Textauszug »
***
Die Erweiterung des Anwendungsbereichs der Einkünftekorrekturnorm § 1 AStG auf Betriebsstättenfälle wird durch ein generelles Treaty-Override ergänzt. Die geplante Gesetzesänderung entfaltet allerdings dann keine Wirkung, wenn der Stpfl. nachweist, dass sich aufgrund der Regelungen des relevanten DBA nur ein geringeres Berichtigungspotenzial ergeben würde und der andere Staat sein Besteuerungsrecht entsprechend dem anzuwendenden Abkommen ausübt. Fraglich bleibt hier, wie der Stpfl. diese Nachweise erbringen soll.
***
Datensätze »
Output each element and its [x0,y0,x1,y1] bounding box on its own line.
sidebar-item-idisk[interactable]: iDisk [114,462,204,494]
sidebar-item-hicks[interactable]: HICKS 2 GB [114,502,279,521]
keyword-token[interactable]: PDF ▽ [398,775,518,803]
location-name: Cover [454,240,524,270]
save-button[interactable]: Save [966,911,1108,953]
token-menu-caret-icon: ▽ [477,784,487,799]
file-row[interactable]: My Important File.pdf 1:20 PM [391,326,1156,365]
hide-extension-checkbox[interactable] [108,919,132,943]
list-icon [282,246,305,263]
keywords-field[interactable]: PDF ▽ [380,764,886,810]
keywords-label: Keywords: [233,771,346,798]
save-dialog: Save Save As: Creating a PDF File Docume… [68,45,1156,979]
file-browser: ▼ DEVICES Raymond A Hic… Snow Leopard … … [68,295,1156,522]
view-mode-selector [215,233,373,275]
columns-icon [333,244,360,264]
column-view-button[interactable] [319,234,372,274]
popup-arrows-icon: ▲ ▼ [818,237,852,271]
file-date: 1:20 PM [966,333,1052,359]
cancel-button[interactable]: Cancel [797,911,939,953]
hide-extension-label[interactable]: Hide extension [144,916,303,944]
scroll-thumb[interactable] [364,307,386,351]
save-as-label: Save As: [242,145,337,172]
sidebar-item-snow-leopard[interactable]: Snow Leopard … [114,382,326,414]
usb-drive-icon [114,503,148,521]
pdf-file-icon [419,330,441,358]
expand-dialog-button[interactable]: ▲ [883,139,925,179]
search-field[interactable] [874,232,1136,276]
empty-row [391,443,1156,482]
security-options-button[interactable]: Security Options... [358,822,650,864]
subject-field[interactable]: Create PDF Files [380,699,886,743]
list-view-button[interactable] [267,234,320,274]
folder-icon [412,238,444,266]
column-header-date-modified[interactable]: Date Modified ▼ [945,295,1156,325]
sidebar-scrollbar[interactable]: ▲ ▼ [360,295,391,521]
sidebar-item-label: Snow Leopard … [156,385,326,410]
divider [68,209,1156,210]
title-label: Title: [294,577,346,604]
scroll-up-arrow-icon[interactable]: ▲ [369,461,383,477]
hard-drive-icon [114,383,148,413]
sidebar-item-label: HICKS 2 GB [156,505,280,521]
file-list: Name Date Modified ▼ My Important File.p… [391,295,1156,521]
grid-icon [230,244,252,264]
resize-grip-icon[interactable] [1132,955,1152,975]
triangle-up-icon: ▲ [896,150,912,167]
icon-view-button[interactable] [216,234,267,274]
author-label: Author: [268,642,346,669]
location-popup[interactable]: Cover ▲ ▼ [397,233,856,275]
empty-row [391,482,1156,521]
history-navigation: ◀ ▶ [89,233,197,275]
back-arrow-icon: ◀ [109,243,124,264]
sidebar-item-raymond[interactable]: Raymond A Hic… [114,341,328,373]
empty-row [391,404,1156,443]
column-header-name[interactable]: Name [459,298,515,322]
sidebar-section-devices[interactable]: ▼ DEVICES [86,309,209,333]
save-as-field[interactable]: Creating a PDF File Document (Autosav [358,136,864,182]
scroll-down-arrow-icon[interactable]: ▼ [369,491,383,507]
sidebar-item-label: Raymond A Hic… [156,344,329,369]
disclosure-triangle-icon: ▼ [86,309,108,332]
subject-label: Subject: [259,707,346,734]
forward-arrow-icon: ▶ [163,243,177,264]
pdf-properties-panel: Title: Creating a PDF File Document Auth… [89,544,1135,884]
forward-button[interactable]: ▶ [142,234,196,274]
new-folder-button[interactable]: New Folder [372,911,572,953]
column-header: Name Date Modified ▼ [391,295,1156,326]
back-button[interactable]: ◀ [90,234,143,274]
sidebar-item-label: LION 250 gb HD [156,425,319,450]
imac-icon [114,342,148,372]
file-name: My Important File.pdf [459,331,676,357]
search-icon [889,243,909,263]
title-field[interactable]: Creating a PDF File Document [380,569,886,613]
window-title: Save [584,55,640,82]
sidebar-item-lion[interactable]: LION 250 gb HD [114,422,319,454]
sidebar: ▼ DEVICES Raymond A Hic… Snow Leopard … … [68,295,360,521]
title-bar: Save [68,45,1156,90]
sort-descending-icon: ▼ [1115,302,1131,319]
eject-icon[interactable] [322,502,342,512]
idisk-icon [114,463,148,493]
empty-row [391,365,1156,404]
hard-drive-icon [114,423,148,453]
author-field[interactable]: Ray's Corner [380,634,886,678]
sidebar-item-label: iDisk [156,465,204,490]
***
Aufgabensammlung »
- a) Beantworte anhand des Textauszugs zu § 1 AStG diese Fragen:
(i) Auf welche Fälle wird der Anwendungsbereich von § 1 AStG erweitert?
(ii) Wodurch wird diese Erweiterung ergänzt?
(iii) Was bleibt laut dem Auszug fraglich?
- b) Setze den Text über die Erweiterung von § 1 AStG nach seinem letzten Satz fort.

Antworten »
- a)
(i) Auf Betriebsstättenfälle.
(ii) Durch ein generelles Treaty-Override.
(iii) Wie der Stpfl. diese Nachweise erbringen soll.

- b)
Durch die dargestellten Änderungen soll eine umfassende Gewinnabgrenzungsvorschrift für Betriebsstätten eingeführt werden. Überraschenderweise erfolgt dies durch die Änderung und Ergänzung von § 1 AStG, der eine nur einseitig greifende Einkünftekorrekturvorschrift und keine Gewinnermittlungsvorschrift darstellt. Zwischen Stammhaus und Betriebsstätte werden „anzunehmende schuldrechtliche Beziehungen“ (dealings) fingiert, deren Verrechnungspreise dem Fremdvergleichsgrundsatz entsprechen müssen. Die Übertragung von Wirtschaftsgütern in eine ausländische Betriebsstätte wird bereits in der einkommensteuerlichen Gewinnermittlungsvorschrift des § 4 Abs. 1 EStG (und analog in § 12 KStG) behandelt. Somit stellt sich die Frage nach dem Verhältnis der Vorschriften. Aufgrund seiner systematischen Stellung stellt der § 4 EStG eine Gewinnermittlungsvorschrift dar. Eine Einkünftekorrektur nach § 1 AStG kann erst auf einer der Einkünfteermittlung nachgelagerten Stufe vorgenommen werden. Somit kommt § 4 Abs. 1 EStG vorrangig zur Anwendung. Da jede Zuordnung eines Wirtschaftsguts zu einer ausländischen Betriebsstätte sowohl in den Anwendungsbereich des § 4 Abs. 1 EStG (bzw. § 12 Abs. 1 KStG) als auch in den Anwendungsbereich des § 1 AStG fällt und beide Vorschriften dasselbe Ziel haben, stellt sich die Frage, warum hierfür keine einheitliche Bewertungsvorschrift vorgegeben wird.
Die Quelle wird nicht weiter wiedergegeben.